**Directions for this task**
Write out the items again unchanged, from the first line through the line containing "page-number-dash-left xyxy=(554,2456,594,2458)", with both of those lines included.

Boxed element entries:
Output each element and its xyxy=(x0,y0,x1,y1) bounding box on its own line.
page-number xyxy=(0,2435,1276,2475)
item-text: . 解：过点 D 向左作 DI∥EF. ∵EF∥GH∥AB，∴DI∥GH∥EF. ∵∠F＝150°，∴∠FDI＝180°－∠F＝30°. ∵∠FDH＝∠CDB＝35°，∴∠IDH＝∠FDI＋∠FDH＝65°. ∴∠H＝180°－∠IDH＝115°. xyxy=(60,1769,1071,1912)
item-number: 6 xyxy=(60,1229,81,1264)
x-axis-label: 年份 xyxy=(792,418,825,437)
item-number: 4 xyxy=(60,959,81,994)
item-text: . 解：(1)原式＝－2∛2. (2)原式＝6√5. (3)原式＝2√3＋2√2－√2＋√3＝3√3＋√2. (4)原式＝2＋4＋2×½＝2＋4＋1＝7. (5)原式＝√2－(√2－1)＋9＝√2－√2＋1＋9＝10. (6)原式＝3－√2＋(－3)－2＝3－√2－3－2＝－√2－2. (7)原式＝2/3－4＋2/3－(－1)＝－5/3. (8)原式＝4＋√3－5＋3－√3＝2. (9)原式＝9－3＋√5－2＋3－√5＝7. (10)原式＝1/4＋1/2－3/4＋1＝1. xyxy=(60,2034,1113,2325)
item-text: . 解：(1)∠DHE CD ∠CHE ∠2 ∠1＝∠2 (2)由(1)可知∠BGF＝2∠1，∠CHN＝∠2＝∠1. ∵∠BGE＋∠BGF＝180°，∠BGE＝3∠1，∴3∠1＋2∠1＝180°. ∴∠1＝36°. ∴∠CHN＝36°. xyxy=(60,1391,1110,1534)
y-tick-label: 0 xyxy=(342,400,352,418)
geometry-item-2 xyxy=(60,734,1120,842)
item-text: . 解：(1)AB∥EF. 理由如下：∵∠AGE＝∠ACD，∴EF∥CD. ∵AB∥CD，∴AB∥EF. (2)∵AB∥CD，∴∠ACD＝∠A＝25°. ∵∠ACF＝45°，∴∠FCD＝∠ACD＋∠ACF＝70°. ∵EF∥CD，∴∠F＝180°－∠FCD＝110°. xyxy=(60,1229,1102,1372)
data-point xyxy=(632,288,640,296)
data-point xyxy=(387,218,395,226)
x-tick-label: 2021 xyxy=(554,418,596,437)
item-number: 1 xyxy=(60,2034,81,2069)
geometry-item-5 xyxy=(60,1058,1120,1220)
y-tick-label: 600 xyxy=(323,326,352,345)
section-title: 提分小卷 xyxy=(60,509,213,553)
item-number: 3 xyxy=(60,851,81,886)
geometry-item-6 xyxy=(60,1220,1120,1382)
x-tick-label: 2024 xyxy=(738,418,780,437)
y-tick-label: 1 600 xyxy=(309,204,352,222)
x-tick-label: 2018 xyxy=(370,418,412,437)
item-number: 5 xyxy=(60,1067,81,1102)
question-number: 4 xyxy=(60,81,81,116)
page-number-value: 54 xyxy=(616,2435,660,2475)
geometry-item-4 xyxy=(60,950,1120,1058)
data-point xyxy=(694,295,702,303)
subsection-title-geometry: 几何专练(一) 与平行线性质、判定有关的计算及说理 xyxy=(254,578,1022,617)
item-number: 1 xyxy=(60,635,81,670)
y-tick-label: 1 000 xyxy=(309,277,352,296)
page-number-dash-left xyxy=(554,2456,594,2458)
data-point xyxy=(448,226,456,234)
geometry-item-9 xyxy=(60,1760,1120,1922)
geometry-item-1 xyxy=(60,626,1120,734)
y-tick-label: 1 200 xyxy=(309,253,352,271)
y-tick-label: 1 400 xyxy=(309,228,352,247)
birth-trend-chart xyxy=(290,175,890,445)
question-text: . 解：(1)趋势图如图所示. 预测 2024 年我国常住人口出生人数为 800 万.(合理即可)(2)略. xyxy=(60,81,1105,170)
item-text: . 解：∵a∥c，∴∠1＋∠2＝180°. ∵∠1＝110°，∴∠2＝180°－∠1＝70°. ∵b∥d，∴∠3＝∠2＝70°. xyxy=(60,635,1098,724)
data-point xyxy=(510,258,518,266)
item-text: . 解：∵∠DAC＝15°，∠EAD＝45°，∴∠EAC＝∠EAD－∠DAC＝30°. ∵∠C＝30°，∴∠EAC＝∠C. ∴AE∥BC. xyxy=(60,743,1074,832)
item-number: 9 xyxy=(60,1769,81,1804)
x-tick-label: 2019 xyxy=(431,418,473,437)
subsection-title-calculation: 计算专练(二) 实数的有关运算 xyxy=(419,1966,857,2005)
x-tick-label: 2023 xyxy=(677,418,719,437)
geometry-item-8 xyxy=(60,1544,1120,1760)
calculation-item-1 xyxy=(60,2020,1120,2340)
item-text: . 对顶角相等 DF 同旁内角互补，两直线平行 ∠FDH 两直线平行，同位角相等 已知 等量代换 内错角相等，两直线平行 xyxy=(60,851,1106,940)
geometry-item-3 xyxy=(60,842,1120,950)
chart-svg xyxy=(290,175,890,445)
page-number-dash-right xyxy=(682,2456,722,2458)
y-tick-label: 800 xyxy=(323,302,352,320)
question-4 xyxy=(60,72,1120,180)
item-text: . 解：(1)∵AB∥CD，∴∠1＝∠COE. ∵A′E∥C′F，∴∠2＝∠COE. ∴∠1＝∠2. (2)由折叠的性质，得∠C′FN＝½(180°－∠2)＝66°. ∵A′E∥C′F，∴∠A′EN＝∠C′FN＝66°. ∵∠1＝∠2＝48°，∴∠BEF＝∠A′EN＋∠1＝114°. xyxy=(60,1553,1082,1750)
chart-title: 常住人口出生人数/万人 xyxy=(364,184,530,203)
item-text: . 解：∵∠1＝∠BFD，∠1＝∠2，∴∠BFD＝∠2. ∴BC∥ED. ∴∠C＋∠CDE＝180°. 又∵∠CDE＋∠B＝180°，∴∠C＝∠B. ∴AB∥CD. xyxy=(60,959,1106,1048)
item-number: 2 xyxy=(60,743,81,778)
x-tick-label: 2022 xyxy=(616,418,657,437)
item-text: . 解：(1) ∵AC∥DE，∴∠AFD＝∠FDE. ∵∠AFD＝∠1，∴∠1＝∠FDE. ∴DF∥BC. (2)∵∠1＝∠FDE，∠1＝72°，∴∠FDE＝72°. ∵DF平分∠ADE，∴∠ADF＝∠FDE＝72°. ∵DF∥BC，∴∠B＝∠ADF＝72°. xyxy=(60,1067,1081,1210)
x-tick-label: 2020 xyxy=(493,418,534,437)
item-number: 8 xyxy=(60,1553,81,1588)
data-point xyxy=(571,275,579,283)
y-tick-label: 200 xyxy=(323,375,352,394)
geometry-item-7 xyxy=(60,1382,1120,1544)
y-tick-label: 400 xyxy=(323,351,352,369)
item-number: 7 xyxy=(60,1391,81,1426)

**Response**
Output each element and its xyxy=(x0,y0,x1,y1) bounding box on its own line.
page-number xyxy=(0,2435,1276,2475)
item-text: . 解：过点 D 向左作 DI∥EF. ∵EF∥GH∥AB，∴DI∥GH∥EF. ∵∠F＝150°，∴∠FDI＝180°－∠F＝30°. ∵∠FDH＝∠CDB＝35°，∴∠IDH＝∠FDI＋∠FDH＝65°. ∴∠H＝180°－∠IDH＝115°. xyxy=(60,1769,1071,1912)
item-number: 6 xyxy=(60,1229,81,1264)
x-axis-label: 年份 xyxy=(792,418,825,437)
item-number: 4 xyxy=(60,959,81,994)
item-text: . 解：(1)原式＝－2∛2. (2)原式＝6√5. (3)原式＝2√3＋2√2－√2＋√3＝3√3＋√2. (4)原式＝2＋4＋2×½＝2＋4＋1＝7. (5)原式＝√2－(√2－1)＋9＝√2－√2＋1＋9＝10. (6)原式＝3－√2＋(－3)－2＝3－√2－3－2＝－√2－2. (7)原式＝2/3－4＋2/3－(－1)＝－5/3. (8)原式＝4＋√3－5＋3－√3＝2. (9)原式＝9－3＋√5－2＋3－√5＝7. (10)原式＝1/4＋1/2－3/4＋1＝1. xyxy=(60,2034,1113,2325)
item-text: . 解：(1)∠DHE CD ∠CHE ∠2 ∠1＝∠2 (2)由(1)可知∠BGF＝2∠1，∠CHN＝∠2＝∠1. ∵∠BGE＋∠BGF＝180°，∠BGE＝3∠1，∴3∠1＋2∠1＝180°. ∴∠1＝36°. ∴∠CHN＝36°. xyxy=(60,1391,1110,1534)
y-tick-label: 0 xyxy=(342,400,352,418)
geometry-item-2 xyxy=(60,734,1120,842)
item-text: . 解：(1)AB∥EF. 理由如下：∵∠AGE＝∠ACD，∴EF∥CD. ∵AB∥CD，∴AB∥EF. (2)∵AB∥CD，∴∠ACD＝∠A＝25°. ∵∠ACF＝45°，∴∠FCD＝∠ACD＋∠ACF＝70°. ∵EF∥CD，∴∠F＝180°－∠FCD＝110°. xyxy=(60,1229,1102,1372)
data-point xyxy=(632,288,640,296)
data-point xyxy=(387,218,395,226)
x-tick-label: 2021 xyxy=(554,418,596,437)
item-number: 1 xyxy=(60,2034,81,2069)
geometry-item-5 xyxy=(60,1058,1120,1220)
y-tick-label: 600 xyxy=(323,326,352,345)
section-title: 提分小卷 xyxy=(60,509,213,553)
item-number: 3 xyxy=(60,851,81,886)
geometry-item-6 xyxy=(60,1220,1120,1382)
x-tick-label: 2024 xyxy=(738,418,780,437)
y-tick-label: 1 600 xyxy=(309,204,352,222)
x-tick-label: 2018 xyxy=(370,418,412,437)
item-number: 5 xyxy=(60,1067,81,1102)
question-number: 4 xyxy=(60,81,81,116)
page-number-value: 54 xyxy=(616,2435,660,2475)
geometry-item-4 xyxy=(60,950,1120,1058)
data-point xyxy=(694,295,702,303)
subsection-title-geometry: 几何专练(一) 与平行线性质、判定有关的计算及说理 xyxy=(254,578,1022,617)
item-number: 1 xyxy=(60,635,81,670)
y-tick-label: 1 000 xyxy=(309,277,352,296)
page-number-dash-left xyxy=(554,2456,594,2458)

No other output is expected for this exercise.